>>>

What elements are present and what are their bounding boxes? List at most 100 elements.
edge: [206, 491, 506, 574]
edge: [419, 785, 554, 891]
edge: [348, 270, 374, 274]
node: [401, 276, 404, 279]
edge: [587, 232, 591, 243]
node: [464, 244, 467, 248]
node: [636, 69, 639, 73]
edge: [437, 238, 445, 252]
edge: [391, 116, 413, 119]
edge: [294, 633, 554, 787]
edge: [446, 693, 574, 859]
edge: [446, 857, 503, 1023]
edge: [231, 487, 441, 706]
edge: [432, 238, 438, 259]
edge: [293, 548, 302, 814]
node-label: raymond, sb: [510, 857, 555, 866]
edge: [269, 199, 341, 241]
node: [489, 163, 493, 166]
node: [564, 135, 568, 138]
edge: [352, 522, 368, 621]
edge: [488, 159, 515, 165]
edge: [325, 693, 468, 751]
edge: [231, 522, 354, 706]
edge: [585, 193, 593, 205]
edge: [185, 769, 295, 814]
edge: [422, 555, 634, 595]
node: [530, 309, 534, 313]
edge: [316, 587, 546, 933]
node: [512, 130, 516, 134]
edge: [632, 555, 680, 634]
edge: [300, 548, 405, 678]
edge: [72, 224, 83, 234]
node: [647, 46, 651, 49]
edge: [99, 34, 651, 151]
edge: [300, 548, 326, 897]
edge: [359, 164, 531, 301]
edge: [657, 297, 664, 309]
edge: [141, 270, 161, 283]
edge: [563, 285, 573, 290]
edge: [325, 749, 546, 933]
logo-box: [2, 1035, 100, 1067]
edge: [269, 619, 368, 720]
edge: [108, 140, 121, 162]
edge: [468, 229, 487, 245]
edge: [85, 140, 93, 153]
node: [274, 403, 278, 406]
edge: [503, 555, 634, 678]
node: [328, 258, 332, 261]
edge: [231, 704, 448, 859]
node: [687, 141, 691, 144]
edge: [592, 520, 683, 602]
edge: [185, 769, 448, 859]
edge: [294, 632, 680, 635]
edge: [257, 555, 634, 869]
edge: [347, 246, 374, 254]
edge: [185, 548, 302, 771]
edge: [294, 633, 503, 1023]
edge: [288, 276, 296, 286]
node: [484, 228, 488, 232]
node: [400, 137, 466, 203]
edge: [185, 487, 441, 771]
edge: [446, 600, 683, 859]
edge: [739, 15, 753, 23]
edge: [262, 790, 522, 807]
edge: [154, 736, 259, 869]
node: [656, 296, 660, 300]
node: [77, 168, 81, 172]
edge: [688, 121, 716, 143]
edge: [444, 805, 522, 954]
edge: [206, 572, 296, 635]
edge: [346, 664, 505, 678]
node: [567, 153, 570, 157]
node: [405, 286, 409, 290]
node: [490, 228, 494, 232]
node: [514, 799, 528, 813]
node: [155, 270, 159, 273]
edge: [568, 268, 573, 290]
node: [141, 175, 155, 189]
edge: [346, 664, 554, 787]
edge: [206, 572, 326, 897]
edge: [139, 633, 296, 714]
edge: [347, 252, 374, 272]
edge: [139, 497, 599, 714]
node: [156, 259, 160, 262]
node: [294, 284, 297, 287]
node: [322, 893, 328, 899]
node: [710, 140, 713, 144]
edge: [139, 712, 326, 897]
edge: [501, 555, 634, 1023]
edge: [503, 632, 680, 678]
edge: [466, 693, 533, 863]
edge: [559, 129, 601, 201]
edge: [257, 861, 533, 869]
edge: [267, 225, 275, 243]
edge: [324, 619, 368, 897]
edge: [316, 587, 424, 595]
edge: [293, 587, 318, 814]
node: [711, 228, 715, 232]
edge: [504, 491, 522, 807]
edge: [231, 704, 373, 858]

<<<

> EXERCISE PROMPT
Copy the lines above verbatim, beginning with the first line and continuing through the line that contains "edge: [488, 159, 515, 165]", including both.

> EXPECTED ANSWER
What elements are present and what are their bounding boxes? List at most 100 elements.
edge: [206, 491, 506, 574]
edge: [419, 785, 554, 891]
edge: [348, 270, 374, 274]
node: [401, 276, 404, 279]
edge: [587, 232, 591, 243]
node: [464, 244, 467, 248]
node: [636, 69, 639, 73]
edge: [437, 238, 445, 252]
edge: [391, 116, 413, 119]
edge: [294, 633, 554, 787]
edge: [446, 693, 574, 859]
edge: [446, 857, 503, 1023]
edge: [231, 487, 441, 706]
edge: [432, 238, 438, 259]
edge: [293, 548, 302, 814]
node-label: raymond, sb: [510, 857, 555, 866]
edge: [269, 199, 341, 241]
node: [489, 163, 493, 166]
node: [564, 135, 568, 138]
edge: [352, 522, 368, 621]
edge: [488, 159, 515, 165]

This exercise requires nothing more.